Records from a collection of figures
━━━

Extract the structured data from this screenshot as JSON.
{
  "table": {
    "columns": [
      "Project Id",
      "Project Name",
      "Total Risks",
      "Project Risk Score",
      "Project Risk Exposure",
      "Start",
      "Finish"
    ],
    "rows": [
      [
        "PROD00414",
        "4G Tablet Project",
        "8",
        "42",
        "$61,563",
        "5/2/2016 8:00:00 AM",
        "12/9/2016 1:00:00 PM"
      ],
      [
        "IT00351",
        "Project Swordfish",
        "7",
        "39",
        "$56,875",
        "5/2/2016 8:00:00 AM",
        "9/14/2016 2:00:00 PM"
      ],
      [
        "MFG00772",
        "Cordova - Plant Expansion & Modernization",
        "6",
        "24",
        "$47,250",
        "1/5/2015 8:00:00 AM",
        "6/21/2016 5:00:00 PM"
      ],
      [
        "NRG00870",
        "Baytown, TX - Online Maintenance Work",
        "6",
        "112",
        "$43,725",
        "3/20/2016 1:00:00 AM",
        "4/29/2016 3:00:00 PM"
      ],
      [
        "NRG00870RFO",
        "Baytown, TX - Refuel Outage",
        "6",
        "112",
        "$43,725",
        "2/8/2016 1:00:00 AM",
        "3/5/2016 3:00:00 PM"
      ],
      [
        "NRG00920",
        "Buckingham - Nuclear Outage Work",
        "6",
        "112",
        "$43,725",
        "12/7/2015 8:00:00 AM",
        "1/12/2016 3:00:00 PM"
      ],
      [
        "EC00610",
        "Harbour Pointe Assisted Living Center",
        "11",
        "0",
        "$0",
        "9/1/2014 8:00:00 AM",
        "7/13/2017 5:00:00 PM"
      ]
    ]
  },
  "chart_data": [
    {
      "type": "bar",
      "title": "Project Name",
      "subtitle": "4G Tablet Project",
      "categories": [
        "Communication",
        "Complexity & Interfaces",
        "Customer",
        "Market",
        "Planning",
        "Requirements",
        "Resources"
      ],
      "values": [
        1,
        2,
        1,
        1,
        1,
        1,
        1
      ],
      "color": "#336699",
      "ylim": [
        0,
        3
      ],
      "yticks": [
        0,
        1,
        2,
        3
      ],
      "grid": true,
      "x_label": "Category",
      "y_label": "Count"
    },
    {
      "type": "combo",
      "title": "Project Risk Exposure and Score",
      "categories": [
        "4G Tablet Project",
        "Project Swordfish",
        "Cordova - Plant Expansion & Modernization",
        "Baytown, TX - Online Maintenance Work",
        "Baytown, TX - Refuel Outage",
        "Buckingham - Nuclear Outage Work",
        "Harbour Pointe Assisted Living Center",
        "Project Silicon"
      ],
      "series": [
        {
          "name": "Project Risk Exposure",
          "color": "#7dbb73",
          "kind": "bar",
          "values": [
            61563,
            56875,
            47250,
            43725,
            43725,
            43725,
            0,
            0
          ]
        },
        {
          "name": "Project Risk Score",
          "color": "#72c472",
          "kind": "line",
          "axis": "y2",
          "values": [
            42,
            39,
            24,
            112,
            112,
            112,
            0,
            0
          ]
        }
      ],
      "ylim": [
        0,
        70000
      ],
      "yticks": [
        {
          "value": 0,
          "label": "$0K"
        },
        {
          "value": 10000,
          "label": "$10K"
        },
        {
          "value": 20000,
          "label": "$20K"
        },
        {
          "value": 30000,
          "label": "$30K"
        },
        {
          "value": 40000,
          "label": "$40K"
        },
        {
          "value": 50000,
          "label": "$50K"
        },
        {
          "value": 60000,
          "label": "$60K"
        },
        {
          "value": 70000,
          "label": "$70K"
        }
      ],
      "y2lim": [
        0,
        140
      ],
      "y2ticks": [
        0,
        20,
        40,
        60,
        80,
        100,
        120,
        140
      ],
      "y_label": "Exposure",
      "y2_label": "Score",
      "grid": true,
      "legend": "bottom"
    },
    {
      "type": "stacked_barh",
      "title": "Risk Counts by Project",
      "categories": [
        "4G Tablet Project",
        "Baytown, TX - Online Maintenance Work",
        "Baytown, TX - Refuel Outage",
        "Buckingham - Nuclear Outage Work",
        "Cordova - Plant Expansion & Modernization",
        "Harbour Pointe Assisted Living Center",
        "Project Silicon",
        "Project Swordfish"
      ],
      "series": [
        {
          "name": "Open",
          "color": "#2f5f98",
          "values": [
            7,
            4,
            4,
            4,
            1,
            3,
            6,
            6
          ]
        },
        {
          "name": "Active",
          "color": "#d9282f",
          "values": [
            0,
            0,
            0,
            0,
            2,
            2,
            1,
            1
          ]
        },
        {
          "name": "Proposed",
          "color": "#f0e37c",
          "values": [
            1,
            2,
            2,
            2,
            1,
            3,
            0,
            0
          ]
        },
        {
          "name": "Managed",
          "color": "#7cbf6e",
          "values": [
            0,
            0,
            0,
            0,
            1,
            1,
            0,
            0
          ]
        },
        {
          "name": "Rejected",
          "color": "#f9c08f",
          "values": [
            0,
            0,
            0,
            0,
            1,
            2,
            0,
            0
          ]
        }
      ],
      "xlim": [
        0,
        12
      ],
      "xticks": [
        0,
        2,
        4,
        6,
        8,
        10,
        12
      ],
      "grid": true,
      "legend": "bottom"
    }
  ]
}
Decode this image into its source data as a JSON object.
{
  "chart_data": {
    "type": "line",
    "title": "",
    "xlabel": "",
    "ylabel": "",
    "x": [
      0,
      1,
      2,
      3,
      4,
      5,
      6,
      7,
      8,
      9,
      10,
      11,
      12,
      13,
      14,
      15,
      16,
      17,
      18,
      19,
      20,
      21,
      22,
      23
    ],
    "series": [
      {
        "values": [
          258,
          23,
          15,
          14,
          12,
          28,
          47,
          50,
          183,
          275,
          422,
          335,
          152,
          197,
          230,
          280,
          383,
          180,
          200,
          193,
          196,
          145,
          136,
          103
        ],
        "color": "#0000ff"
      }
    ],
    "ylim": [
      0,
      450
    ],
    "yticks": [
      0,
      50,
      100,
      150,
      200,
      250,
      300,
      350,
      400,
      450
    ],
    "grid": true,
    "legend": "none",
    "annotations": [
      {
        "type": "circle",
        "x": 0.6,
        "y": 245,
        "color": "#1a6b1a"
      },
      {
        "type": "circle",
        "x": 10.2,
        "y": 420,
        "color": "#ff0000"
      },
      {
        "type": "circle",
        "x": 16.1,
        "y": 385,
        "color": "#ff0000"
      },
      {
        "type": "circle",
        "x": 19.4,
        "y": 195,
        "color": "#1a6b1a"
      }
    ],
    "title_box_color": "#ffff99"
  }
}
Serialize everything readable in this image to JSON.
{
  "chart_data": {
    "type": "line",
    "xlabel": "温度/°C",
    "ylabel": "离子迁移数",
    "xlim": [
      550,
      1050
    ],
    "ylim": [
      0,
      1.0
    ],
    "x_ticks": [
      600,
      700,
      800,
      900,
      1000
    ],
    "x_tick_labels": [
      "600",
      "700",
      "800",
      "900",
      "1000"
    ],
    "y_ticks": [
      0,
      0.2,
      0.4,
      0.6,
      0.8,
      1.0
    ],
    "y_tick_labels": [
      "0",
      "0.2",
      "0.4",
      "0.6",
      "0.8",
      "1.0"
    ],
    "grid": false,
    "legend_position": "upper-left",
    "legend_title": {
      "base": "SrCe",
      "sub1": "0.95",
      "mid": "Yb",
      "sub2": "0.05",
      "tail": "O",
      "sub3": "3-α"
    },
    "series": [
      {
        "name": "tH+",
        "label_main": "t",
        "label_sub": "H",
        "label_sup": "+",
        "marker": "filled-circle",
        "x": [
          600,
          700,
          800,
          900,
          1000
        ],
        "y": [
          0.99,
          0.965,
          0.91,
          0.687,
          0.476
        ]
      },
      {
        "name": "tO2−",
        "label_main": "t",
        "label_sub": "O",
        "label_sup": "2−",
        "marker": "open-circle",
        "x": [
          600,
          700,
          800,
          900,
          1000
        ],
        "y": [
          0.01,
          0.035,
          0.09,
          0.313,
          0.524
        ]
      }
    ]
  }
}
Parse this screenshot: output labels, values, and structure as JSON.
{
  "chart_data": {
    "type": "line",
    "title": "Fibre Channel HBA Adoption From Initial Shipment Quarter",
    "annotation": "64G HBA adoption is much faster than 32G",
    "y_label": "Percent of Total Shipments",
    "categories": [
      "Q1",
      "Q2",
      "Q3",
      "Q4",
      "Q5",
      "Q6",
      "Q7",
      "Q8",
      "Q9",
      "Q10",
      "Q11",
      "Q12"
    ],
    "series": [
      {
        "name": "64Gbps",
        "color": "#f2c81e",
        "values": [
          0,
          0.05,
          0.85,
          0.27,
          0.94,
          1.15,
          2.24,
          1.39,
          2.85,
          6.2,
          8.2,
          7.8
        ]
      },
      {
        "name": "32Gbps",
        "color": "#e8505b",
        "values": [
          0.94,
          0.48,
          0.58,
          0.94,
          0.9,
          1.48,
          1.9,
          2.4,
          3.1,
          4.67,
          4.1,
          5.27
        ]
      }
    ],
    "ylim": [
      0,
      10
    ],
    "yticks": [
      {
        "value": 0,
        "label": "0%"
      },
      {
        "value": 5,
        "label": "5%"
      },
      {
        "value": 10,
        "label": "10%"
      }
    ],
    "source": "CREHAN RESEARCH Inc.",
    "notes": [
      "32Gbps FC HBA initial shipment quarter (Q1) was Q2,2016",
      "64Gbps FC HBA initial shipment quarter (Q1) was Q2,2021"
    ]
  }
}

━━━

WHAT TO DO: Make a copy of each line that contains the string "marker".

SOLUTION TO THIS TASK:
        "marker": "filled-circle",
        "marker": "open-circle",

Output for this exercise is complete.